THE PROBLEM — Below are records. Copy every line with "above" in it.

AVAILABLE DATA —
-=-=-=-=-

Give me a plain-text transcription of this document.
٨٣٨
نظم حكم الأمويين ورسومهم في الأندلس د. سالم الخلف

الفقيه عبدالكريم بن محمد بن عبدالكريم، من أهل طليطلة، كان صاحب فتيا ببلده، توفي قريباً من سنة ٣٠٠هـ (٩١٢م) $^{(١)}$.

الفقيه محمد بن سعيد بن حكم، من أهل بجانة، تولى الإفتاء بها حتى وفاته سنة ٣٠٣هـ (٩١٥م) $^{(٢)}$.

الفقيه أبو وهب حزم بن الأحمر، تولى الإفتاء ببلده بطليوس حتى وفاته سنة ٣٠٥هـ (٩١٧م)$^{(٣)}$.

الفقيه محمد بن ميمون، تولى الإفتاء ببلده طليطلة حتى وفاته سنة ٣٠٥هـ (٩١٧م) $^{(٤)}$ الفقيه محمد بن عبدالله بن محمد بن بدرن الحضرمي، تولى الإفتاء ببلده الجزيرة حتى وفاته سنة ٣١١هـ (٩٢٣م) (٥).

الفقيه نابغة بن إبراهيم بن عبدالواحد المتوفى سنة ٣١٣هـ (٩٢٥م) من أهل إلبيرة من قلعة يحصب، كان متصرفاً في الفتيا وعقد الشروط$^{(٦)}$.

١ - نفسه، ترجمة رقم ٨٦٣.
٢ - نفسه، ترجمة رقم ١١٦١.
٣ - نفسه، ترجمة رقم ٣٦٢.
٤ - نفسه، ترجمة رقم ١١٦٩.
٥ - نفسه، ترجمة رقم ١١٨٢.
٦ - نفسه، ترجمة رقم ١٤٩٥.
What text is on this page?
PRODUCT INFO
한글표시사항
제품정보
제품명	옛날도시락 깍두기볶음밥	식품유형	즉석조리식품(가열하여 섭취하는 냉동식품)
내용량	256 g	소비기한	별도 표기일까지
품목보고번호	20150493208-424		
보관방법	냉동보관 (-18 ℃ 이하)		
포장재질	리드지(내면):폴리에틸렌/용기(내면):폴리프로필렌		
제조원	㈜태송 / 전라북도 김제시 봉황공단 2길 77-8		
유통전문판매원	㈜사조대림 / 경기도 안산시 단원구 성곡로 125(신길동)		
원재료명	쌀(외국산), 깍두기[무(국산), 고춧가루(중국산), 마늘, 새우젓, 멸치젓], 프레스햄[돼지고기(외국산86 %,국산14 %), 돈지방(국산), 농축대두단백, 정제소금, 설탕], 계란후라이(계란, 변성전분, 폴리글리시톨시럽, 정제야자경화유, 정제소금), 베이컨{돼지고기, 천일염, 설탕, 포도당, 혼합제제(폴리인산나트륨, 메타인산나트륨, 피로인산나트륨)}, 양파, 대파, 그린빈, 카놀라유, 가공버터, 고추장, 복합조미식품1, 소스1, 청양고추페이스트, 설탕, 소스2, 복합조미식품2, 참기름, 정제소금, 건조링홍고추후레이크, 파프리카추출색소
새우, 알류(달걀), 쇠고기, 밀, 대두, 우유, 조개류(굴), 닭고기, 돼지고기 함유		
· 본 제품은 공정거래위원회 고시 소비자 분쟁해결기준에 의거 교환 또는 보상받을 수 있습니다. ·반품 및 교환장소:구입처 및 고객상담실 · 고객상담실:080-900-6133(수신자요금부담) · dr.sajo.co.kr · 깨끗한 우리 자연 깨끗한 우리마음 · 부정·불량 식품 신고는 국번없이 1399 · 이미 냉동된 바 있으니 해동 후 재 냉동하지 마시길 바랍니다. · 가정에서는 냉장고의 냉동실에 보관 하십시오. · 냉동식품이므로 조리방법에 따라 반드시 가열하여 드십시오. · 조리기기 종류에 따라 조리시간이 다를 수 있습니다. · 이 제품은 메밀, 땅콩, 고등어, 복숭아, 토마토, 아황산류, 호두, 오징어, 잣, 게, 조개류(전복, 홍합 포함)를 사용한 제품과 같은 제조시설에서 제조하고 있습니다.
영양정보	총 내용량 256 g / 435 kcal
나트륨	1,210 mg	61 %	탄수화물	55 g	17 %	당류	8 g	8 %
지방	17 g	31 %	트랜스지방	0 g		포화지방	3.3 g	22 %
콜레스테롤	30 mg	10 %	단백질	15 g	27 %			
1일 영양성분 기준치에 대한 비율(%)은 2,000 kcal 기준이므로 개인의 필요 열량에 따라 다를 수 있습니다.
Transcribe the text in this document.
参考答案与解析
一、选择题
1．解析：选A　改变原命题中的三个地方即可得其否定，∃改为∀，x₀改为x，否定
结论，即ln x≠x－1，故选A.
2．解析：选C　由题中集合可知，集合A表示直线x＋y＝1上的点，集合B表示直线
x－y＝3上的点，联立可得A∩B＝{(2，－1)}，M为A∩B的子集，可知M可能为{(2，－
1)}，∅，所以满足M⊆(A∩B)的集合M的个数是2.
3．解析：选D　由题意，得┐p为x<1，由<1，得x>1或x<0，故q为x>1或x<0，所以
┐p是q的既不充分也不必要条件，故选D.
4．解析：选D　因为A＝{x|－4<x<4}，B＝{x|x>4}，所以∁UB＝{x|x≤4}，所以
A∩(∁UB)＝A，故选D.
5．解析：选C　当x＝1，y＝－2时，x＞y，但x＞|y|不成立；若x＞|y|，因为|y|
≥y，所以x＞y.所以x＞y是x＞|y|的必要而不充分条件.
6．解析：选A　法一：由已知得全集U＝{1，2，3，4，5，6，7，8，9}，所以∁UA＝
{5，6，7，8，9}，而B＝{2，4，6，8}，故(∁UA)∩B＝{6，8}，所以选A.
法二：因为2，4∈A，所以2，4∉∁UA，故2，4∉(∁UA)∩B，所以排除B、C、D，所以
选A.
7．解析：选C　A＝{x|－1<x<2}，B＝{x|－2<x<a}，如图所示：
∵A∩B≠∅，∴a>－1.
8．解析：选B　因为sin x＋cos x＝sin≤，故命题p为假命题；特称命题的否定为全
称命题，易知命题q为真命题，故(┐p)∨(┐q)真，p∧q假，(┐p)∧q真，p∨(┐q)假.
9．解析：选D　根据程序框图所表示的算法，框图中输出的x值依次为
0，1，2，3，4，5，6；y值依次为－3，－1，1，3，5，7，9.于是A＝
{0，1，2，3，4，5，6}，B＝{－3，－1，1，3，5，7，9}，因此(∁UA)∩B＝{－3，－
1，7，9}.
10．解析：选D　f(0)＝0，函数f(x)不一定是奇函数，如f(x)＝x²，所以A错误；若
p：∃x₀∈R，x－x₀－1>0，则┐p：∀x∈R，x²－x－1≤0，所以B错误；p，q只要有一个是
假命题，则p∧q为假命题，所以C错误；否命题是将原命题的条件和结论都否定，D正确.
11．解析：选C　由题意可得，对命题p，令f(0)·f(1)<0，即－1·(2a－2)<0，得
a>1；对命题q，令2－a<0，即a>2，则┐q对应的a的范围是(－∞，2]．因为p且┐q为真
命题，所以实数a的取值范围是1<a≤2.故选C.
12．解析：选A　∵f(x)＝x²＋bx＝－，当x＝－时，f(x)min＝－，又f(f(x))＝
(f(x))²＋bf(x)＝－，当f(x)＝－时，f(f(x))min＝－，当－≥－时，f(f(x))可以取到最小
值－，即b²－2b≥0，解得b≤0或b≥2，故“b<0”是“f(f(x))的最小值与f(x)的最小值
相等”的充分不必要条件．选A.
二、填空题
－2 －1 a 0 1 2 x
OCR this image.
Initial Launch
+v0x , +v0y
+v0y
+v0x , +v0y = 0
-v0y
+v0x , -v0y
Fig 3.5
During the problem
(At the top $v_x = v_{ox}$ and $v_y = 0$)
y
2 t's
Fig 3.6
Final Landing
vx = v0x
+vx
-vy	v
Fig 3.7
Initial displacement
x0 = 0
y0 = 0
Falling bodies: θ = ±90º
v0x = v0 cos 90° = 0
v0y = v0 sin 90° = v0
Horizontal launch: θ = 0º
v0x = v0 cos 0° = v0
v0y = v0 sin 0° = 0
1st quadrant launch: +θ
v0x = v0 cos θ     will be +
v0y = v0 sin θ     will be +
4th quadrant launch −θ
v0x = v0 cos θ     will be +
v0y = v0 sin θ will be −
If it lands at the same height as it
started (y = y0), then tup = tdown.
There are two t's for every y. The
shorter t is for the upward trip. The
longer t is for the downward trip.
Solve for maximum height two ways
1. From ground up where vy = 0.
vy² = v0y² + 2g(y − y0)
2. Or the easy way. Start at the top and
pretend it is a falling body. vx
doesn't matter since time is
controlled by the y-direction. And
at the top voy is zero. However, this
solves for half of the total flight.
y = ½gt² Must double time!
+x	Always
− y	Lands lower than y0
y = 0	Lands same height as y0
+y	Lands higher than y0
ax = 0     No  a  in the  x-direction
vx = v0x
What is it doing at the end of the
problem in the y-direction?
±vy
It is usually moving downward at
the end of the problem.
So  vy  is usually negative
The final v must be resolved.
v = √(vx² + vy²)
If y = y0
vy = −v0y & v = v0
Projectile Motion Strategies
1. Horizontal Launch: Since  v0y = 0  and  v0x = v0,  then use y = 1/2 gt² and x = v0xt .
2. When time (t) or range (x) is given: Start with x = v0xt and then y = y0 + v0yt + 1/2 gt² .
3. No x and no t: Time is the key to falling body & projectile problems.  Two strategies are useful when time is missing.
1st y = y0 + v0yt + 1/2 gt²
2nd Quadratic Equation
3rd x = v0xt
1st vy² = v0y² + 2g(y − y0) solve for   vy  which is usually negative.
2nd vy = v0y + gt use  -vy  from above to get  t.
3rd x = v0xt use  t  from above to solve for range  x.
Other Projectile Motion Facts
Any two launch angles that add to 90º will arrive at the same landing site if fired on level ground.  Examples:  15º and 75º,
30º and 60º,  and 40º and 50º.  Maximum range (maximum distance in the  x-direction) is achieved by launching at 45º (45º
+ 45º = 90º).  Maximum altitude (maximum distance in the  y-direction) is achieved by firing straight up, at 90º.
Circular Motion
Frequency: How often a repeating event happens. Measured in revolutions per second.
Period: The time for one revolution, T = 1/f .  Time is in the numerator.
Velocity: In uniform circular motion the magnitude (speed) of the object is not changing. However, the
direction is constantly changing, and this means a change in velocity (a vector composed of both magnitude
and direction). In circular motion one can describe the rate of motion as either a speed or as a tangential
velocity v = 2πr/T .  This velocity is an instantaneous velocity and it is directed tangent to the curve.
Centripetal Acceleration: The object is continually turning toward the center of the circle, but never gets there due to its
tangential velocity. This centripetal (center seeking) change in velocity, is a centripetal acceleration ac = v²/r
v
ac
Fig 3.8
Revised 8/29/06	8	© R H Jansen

-=-=-=-=-

FINISHED TASK —
2nd vy = v0y + gt use  -vy  from above to get  t.
3rd x = v0xt use  t  from above to solve for range  x.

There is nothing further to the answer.